RECORDS FOR THIS TASK
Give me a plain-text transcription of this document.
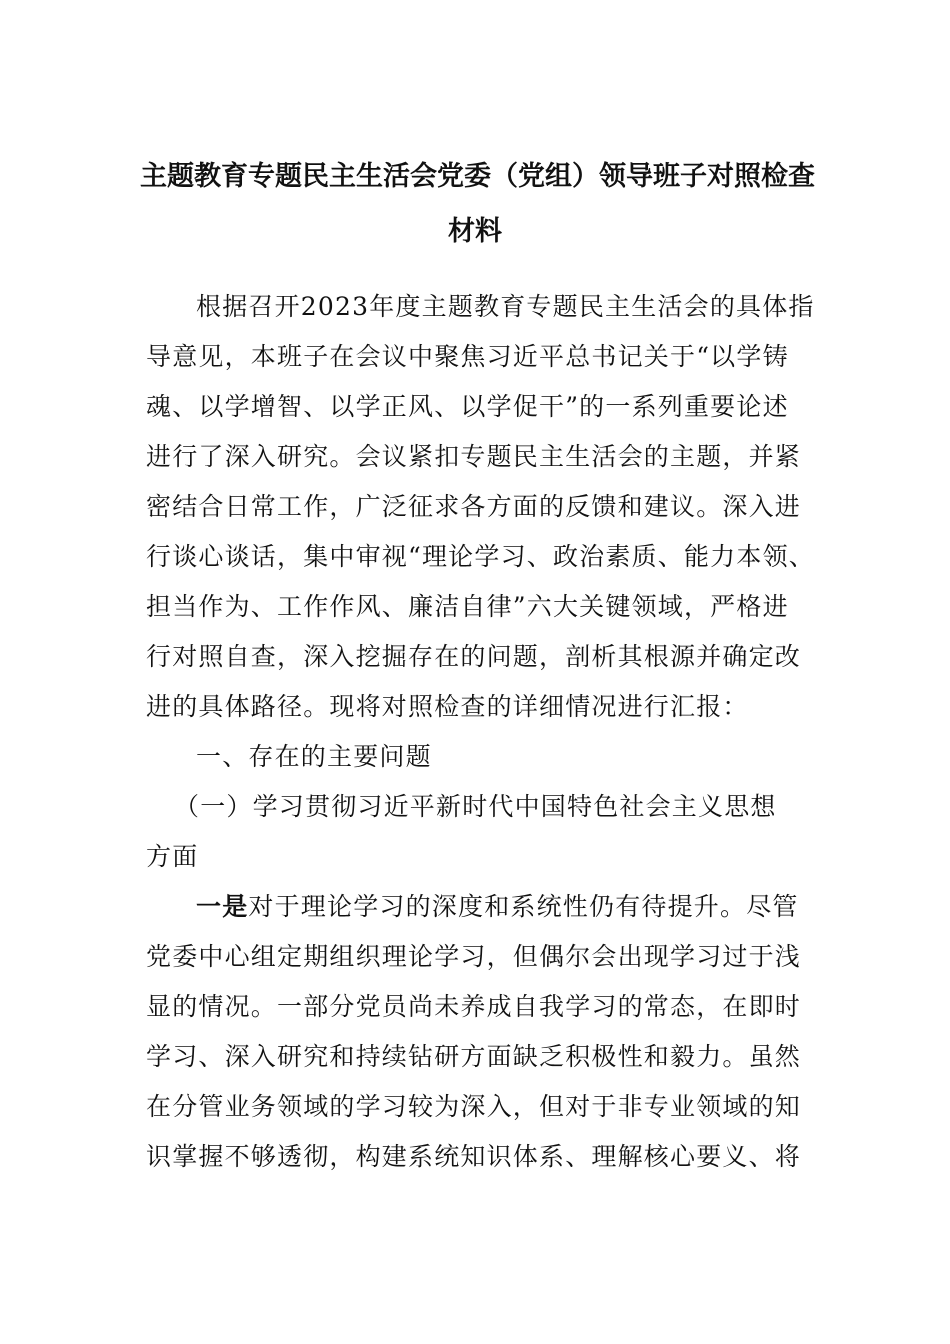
主题教育专题民主生活会党委（党组）领导班子对照检查
材料
根据召开2023年度主题教育专题民主生活会的具体指
导意见，本班子在会议中聚焦习近平总书记关于“以学铸
魂、以学增智、以学正风、以学促干”的一系列重要论述
进行了深入研究。会议紧扣专题民主生活会的主题，并紧
密结合日常工作，广泛征求各方面的反馈和建议。深入进
行谈心谈话，集中审视“理论学习、政治素质、能力本领、
担当作为、工作作风、廉洁自律”六大关键领域，严格进
行对照自查，深入挖掘存在的问题，剖析其根源并确定改
进的具体路径。现将对照检查的详细情况进行汇报：
一、存在的主要问题
（一）学习贯彻习近平新时代中国特色社会主义思想
方面
一是对于理论学习的深度和系统性仍有待提升。尽管
党委中心组定期组织理论学习，但偶尔会出现学习过于浅
显的情况。一部分党员尚未养成自我学习的常态，在即时
学习、深入研究和持续钻研方面缺乏积极性和毅力。虽然
在分管业务领域的学习较为深入，但对于非专业领域的知
识掌握不够透彻，构建系统知识体系、理解核心要义、将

PROBLEM STATEMENT
Take the listing and print it again exactly, but without any pictures.

EXERCISE RESULT
Give me a plain-text transcription of this document.
主题教育专题民主生活会党委（党组）领导班子对照检查
材料
根据召开2023年度主题教育专题民主生活会的具体指
导意见，本班子在会议中聚焦习近平总书记关于“以学铸
魂、以学增智、以学正风、以学促干”的一系列重要论述
进行了深入研究。会议紧扣专题民主生活会的主题，并紧
密结合日常工作，广泛征求各方面的反馈和建议。深入进
行谈心谈话，集中审视“理论学习、政治素质、能力本领、
担当作为、工作作风、廉洁自律”六大关键领域，严格进
行对照自查，深入挖掘存在的问题，剖析其根源并确定改
进的具体路径。现将对照检查的详细情况进行汇报：
一、存在的主要问题
（一）学习贯彻习近平新时代中国特色社会主义思想
方面
一是对于理论学习的深度和系统性仍有待提升。尽管
党委中心组定期组织理论学习，但偶尔会出现学习过于浅
显的情况。一部分党员尚未养成自我学习的常态，在即时
学习、深入研究和持续钻研方面缺乏积极性和毅力。虽然
在分管业务领域的学习较为深入，但对于非专业领域的知
识掌握不够透彻，构建系统知识体系、理解核心要义、将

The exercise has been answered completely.